(Dataset rows about figures)

━━━━

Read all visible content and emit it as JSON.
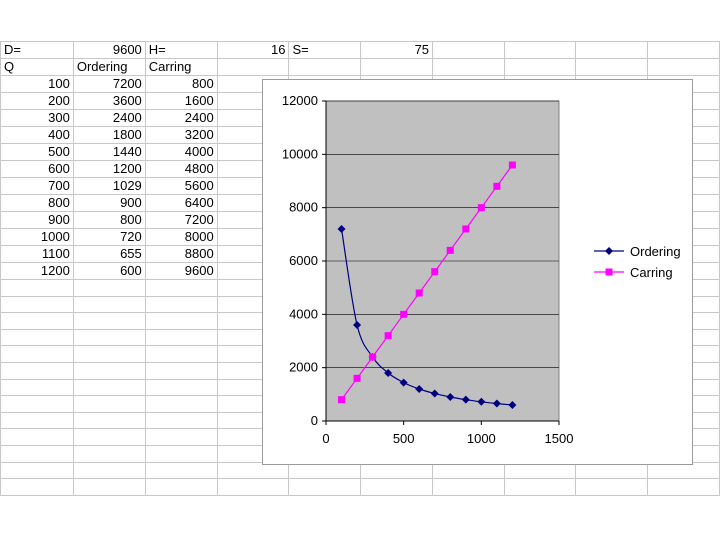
{
  "sheet": {
    "header_row": [
      "D=",
      "9600",
      "H=",
      "16",
      "S=",
      "75"
    ],
    "column_headers": [
      "Q",
      "Ordering",
      "Carring"
    ],
    "rows": [
      [
        "100",
        "7200",
        "800"
      ],
      [
        "200",
        "3600",
        "1600"
      ],
      [
        "300",
        "2400",
        "2400"
      ],
      [
        "400",
        "1800",
        "3200"
      ],
      [
        "500",
        "1440",
        "4000"
      ],
      [
        "600",
        "1200",
        "4800"
      ],
      [
        "700",
        "1029",
        "5600"
      ],
      [
        "800",
        "900",
        "6400"
      ],
      [
        "900",
        "800",
        "7200"
      ],
      [
        "1000",
        "720",
        "8000"
      ],
      [
        "1100",
        "655",
        "8800"
      ],
      [
        "1200",
        "600",
        "9600"
      ]
    ]
  },
  "chart_data": {
    "type": "scatter",
    "x": [
      100,
      200,
      300,
      400,
      500,
      600,
      700,
      800,
      900,
      1000,
      1100,
      1200
    ],
    "series": [
      {
        "name": "Ordering",
        "values": [
          7200,
          3600,
          2400,
          1800,
          1440,
          1200,
          1029,
          900,
          800,
          720,
          655,
          600
        ],
        "color": "#000080",
        "marker": "diamond",
        "line": "smooth"
      },
      {
        "name": "Carring",
        "values": [
          800,
          1600,
          2400,
          3200,
          4000,
          4800,
          5600,
          6400,
          7200,
          8000,
          8800,
          9600
        ],
        "color": "#ff00ff",
        "marker": "square",
        "line": "straight"
      }
    ],
    "xlim": [
      0,
      1500
    ],
    "ylim": [
      0,
      12000
    ],
    "xticks": [
      "0",
      "500",
      "1000",
      "1500"
    ],
    "yticks": [
      "0",
      "2000",
      "4000",
      "6000",
      "8000",
      "10000",
      "12000"
    ],
    "plot_background": "#c0c0c0",
    "grid": "horizontal",
    "legend_position": "right"
  }
}
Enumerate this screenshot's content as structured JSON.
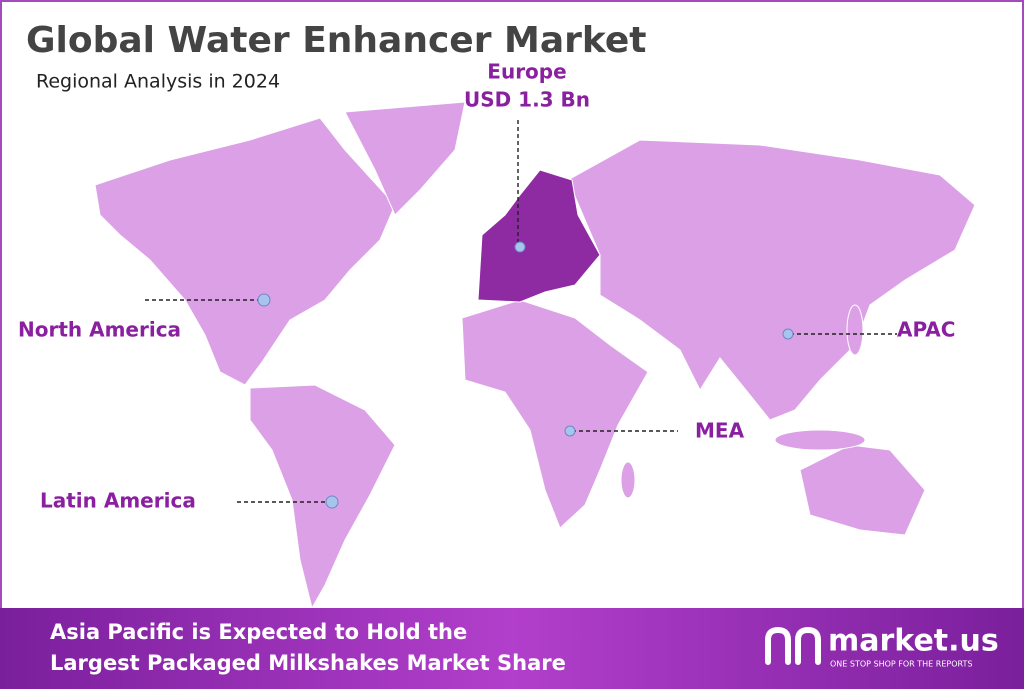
{
  "header": {
    "title": "Global Water Enhancer Market",
    "subtitle": "Regional Analysis in 2024"
  },
  "regions": [
    {
      "label": "Europe",
      "value": "USD 1.3 Bn"
    },
    {
      "label": "North America"
    },
    {
      "label": "APAC"
    },
    {
      "label": "MEA"
    },
    {
      "label": "Latin America"
    }
  ],
  "footer": {
    "lines": [
      "Asia Pacific is Expected to Hold the",
      "Largest Packaged Milkshakes Market Share"
    ],
    "logo": {
      "name": "market.us",
      "tagline": "ONE STOP SHOP FOR THE REPORTS"
    }
  }
}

━━━━

• **TO BE DONE**:
Return every line above that contains the word "content".

• **RESULT**:
Read all visible content and emit it as JSON.
Enumerate this screenshot's content as structured JSON.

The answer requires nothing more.